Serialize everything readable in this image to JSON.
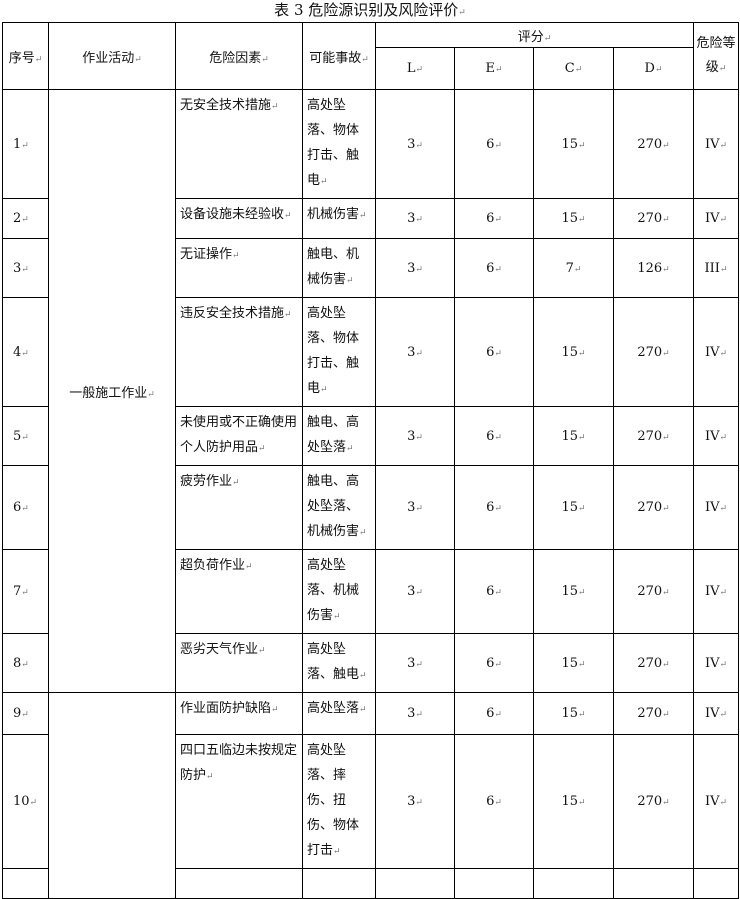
{
  "title": "表 3  危险源识别及风险评价",
  "headers": {
    "no": "序号",
    "activity": "作业活动",
    "factor": "危险因素",
    "accident": "可能事故",
    "score": "评分",
    "L": "L",
    "E": "E",
    "C": "C",
    "D": "D",
    "level": "危险等级"
  },
  "groups": [
    {
      "activity": "一般施工作业"
    },
    {
      "activity": ""
    }
  ],
  "rows": [
    {
      "no": "1",
      "factor": "无安全技术措施",
      "accident": "高处坠落、物体打击、触电",
      "L": "3",
      "E": "6",
      "C": "15",
      "D": "270",
      "level": "IV"
    },
    {
      "no": "2",
      "factor": "设备设施未经验收",
      "accident": "机械伤害",
      "L": "3",
      "E": "6",
      "C": "15",
      "D": "270",
      "level": "IV"
    },
    {
      "no": "3",
      "factor": "无证操作",
      "accident": "触电、机械伤害",
      "L": "3",
      "E": "6",
      "C": "7",
      "D": "126",
      "level": "III"
    },
    {
      "no": "4",
      "factor": "违反安全技术措施",
      "accident": "高处坠落、物体打击、触电",
      "L": "3",
      "E": "6",
      "C": "15",
      "D": "270",
      "level": "IV"
    },
    {
      "no": "5",
      "factor": "未使用或不正确使用个人防护用品",
      "accident": "触电、高处坠落",
      "L": "3",
      "E": "6",
      "C": "15",
      "D": "270",
      "level": "IV"
    },
    {
      "no": "6",
      "factor": "疲劳作业",
      "accident": "触电、高处坠落、机械伤害",
      "L": "3",
      "E": "6",
      "C": "15",
      "D": "270",
      "level": "IV"
    },
    {
      "no": "7",
      "factor": "超负荷作业",
      "accident": "高处坠落、机械伤害",
      "L": "3",
      "E": "6",
      "C": "15",
      "D": "270",
      "level": "IV"
    },
    {
      "no": "8",
      "factor": "恶劣天气作业",
      "accident": "高处坠落、触电",
      "L": "3",
      "E": "6",
      "C": "15",
      "D": "270",
      "level": "IV"
    },
    {
      "no": "9",
      "factor": "作业面防护缺陷",
      "accident": "高处坠落",
      "L": "3",
      "E": "6",
      "C": "15",
      "D": "270",
      "level": "IV"
    },
    {
      "no": "10",
      "factor": "四口五临边未按规定防护",
      "accident": "高处坠落、摔伤、扭伤、物体打击",
      "L": "3",
      "E": "6",
      "C": "15",
      "D": "270",
      "level": "IV"
    }
  ]
}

•••

How many of the lines above include the word "factor"? Respond with the number alone.

* [TASK RESULT] 11